* _Problems to work on_:
1/ Copy the passage about Maeve Brennan word for word, starting at "After Ireland gained" and ending at "Harper’s as well.".
2/ According to the passage about Maeve Brennan, in what year did the Brennan family move to Washington D.C.?

* _Document text_:
-- start --

Her father was an IRA gunman dedicated to an independent Ireland. This meant that Maeve Brennan (1917-1993) was subjected to a rather unstable and tense childhood as her father was often arrested and jailed for his political activities. In fact, Maeve was born while her father was in prison. Imagine the mood swings Maeve’s mother must have gone through and the imprinting it left on Maeve.
Negotiating your identity in a hostile environment is not the easiest thing to do.
After Ireland gained independence from Great Britain, Maeve’s father was appointed first minister to the U.S. Thus, in 1934, the Brennan family moved to Washington D.C. but, in 1947, when it was time to go back to Ireland, Maeve said “No way!”. Instead, she moved to NYC and got a job at Harper’s Bazaar where another Dubliner, Carmel Snow, was editor-in-chief. In the role of The Long-Winded Lady, Maeve kept a social column and later published her short stories with Harper’s as well.

-- end --

* _Collected data_:

-- start --

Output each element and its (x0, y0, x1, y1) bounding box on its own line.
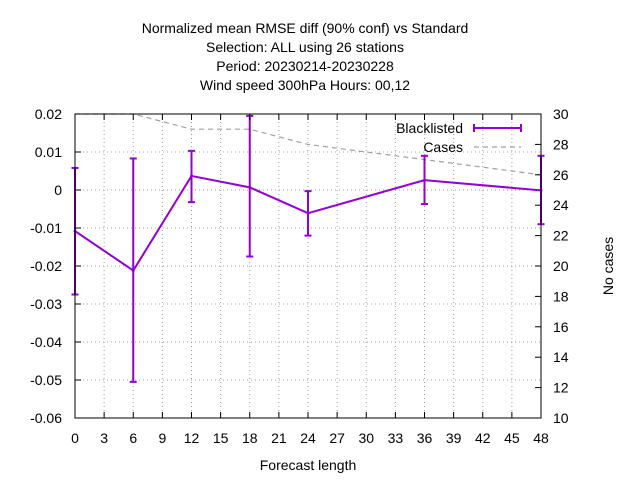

-- end --

* _List of solutions_:
1/
After Ireland gained independence from Great Britain, Maeve’s father was appointed first minister to the U.S. Thus, in 1934, the Brennan family moved to Washington D.C. but, in 1947, when it was time to go back to Ireland, Maeve said “No way!”. Instead, she moved to NYC and got a job at Harper’s Bazaar where another Dubliner, Carmel Snow, was editor-in-chief. In the role of The Long-Winded Lady, Maeve kept a social column and later published her short stories with Harper’s as well.

2/ 1934